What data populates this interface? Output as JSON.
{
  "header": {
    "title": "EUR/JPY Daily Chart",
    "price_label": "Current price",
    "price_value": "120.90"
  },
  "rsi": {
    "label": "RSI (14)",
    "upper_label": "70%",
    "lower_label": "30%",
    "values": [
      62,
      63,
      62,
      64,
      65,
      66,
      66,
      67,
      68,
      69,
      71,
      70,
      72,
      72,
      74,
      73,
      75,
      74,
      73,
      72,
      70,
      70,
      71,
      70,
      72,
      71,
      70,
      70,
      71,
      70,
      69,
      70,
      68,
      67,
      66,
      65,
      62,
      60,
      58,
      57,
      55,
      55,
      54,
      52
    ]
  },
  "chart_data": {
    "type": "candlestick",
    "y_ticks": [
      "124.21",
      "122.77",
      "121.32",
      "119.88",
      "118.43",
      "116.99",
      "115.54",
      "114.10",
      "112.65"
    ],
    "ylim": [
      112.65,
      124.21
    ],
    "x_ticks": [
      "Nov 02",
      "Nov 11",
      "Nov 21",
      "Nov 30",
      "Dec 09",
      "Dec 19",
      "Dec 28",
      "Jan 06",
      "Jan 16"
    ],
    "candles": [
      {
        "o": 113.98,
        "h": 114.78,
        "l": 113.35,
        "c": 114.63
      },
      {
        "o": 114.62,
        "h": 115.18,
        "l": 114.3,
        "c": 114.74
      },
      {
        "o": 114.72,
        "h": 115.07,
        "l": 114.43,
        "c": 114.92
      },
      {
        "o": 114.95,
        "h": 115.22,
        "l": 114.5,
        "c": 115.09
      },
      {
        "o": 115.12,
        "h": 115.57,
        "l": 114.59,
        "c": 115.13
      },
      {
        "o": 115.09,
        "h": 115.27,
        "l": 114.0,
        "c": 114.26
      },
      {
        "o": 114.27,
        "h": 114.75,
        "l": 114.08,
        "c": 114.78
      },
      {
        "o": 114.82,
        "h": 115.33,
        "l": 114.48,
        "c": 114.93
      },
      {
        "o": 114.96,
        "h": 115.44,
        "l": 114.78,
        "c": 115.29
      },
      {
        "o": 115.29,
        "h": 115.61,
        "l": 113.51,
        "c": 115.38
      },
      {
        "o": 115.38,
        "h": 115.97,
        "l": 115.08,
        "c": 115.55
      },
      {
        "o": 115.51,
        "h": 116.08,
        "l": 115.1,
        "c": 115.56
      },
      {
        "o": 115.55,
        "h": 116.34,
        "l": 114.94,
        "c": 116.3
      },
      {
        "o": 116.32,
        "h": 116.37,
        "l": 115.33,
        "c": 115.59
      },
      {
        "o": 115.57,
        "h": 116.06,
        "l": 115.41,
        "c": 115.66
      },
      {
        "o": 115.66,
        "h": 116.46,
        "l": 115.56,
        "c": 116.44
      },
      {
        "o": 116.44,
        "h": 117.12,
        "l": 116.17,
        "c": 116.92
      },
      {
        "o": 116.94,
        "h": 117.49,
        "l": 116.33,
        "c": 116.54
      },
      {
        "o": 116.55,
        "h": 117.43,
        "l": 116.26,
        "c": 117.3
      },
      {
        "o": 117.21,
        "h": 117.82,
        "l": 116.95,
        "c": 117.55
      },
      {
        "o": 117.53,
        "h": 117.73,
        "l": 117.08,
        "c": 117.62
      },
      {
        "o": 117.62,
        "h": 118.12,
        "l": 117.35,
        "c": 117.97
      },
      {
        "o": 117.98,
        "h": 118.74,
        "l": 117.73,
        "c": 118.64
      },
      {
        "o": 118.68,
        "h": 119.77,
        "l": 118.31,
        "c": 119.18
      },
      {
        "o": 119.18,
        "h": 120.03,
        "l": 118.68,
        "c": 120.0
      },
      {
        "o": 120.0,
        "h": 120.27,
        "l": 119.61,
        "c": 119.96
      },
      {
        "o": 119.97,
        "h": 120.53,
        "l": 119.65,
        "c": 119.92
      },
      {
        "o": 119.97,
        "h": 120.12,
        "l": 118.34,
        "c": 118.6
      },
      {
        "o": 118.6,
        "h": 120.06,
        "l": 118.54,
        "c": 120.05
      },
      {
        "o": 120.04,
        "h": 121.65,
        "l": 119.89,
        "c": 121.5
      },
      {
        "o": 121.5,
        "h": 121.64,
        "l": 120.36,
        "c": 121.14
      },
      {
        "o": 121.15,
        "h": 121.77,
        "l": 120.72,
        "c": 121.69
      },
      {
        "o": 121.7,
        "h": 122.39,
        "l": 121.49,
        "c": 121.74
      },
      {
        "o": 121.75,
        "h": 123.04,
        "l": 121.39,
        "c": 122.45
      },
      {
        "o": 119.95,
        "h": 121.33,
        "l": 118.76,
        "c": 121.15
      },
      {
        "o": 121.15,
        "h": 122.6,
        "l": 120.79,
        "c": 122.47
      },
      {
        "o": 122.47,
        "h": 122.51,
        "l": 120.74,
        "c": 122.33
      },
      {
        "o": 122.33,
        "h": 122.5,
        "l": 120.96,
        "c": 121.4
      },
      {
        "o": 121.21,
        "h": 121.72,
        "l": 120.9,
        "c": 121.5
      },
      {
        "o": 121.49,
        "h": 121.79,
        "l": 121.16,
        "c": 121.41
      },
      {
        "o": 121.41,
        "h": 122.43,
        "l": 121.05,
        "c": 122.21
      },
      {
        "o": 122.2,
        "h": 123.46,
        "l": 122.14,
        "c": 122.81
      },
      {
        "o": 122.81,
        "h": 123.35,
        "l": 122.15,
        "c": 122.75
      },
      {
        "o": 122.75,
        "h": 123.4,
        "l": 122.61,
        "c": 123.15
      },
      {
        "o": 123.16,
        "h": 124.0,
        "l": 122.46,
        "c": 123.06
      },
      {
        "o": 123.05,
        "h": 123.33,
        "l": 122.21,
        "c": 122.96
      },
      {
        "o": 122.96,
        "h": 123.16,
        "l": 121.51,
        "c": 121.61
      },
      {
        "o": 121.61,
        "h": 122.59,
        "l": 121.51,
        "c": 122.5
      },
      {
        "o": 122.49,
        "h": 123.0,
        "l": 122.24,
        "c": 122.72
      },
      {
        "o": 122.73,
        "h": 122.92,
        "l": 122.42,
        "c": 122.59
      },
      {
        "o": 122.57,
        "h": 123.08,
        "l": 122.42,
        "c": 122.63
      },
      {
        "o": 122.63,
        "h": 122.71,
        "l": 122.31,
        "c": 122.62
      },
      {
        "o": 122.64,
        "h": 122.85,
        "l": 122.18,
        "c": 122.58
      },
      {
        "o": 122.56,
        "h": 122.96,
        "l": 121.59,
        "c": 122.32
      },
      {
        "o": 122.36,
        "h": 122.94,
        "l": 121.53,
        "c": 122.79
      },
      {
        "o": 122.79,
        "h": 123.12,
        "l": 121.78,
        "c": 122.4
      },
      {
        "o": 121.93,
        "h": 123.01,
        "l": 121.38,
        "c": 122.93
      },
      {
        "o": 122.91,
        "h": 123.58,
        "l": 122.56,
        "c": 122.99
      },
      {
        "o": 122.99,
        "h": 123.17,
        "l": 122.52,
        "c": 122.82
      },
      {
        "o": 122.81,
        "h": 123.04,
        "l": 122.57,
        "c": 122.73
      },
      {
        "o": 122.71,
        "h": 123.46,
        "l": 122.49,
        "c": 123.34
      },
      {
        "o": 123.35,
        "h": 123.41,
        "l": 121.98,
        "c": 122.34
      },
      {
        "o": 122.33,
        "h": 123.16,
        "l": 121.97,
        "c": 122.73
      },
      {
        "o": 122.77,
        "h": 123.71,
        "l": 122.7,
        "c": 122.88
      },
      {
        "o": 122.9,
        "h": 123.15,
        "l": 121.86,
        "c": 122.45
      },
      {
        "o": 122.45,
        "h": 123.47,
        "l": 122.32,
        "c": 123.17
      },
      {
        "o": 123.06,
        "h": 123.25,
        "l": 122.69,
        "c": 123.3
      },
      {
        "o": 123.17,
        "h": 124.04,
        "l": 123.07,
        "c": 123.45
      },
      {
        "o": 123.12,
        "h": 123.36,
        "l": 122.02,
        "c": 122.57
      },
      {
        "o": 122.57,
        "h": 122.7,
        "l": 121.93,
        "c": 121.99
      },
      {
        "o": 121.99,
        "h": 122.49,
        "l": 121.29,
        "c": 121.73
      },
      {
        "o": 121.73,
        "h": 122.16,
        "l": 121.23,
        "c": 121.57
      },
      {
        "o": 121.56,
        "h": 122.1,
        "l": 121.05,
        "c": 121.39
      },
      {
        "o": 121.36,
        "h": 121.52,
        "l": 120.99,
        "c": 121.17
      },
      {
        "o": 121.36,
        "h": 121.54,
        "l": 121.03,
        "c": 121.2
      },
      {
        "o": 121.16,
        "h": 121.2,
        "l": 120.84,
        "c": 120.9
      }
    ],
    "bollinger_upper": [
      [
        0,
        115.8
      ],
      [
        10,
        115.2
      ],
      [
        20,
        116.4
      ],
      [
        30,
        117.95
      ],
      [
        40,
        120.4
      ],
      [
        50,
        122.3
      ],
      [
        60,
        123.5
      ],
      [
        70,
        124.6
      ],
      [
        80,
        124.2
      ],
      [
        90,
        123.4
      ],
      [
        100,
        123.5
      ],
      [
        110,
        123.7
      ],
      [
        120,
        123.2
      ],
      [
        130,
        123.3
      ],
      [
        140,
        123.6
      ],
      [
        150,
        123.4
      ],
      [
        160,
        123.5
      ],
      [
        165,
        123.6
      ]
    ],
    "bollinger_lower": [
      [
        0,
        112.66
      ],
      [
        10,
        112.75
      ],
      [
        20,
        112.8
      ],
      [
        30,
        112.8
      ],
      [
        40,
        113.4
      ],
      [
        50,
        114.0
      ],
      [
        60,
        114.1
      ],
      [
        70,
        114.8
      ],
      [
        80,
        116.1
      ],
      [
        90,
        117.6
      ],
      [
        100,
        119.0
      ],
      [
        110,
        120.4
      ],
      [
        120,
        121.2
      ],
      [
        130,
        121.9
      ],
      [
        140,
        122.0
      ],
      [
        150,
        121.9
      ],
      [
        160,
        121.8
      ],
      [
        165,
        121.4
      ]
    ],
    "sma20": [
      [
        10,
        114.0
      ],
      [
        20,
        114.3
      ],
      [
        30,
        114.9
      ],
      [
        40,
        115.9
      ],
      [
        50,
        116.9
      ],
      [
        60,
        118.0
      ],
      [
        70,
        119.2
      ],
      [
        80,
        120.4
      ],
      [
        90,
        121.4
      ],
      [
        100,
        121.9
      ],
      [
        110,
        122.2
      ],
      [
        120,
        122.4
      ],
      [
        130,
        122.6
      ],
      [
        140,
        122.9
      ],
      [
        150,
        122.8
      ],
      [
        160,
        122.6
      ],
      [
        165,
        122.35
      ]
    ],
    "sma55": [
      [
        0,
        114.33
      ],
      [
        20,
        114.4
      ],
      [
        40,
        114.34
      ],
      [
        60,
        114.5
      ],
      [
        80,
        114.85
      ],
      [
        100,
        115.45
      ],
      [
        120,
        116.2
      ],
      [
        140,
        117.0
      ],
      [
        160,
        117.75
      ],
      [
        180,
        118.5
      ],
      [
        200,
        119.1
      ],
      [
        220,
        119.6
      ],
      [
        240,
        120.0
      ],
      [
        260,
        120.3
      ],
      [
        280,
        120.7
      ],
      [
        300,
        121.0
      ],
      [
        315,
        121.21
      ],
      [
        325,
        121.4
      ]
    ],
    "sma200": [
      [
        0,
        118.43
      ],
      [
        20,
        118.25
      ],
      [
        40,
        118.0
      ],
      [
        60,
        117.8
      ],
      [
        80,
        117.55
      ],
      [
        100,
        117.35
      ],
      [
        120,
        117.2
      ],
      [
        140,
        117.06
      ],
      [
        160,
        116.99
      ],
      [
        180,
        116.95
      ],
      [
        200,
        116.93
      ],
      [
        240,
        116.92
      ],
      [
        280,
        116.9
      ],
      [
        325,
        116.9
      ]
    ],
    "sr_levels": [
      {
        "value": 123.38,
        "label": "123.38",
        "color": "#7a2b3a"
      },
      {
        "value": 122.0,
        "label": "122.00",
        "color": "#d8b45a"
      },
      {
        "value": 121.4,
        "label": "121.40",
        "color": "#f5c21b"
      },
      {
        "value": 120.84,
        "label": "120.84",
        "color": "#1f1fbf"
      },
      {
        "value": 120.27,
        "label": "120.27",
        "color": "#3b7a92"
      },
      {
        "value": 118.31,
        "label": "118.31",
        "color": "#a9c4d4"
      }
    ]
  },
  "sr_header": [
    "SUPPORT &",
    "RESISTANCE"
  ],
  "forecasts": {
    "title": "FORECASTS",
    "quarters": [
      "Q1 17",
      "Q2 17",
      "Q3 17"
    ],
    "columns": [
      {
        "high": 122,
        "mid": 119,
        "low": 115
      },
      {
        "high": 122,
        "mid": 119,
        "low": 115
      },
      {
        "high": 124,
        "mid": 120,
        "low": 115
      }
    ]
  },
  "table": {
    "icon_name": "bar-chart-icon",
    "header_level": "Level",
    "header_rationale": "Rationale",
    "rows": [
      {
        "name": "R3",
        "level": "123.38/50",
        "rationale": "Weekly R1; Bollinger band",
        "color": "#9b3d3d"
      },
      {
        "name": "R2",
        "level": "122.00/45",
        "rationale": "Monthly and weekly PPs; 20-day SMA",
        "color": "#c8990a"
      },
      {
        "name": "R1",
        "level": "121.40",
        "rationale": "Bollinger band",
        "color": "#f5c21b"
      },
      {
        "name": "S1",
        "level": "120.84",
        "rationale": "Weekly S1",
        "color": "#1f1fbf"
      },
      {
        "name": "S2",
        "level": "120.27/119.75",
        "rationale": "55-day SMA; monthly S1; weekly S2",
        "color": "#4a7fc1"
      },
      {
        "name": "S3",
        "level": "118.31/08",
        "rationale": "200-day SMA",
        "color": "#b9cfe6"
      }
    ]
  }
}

--------------------------------------------------

• _DESCRIPTION OF THE TASK_:
Say, as a number only, how many lines of the data contain "band".

• _CORRECT RESPONSE_:
2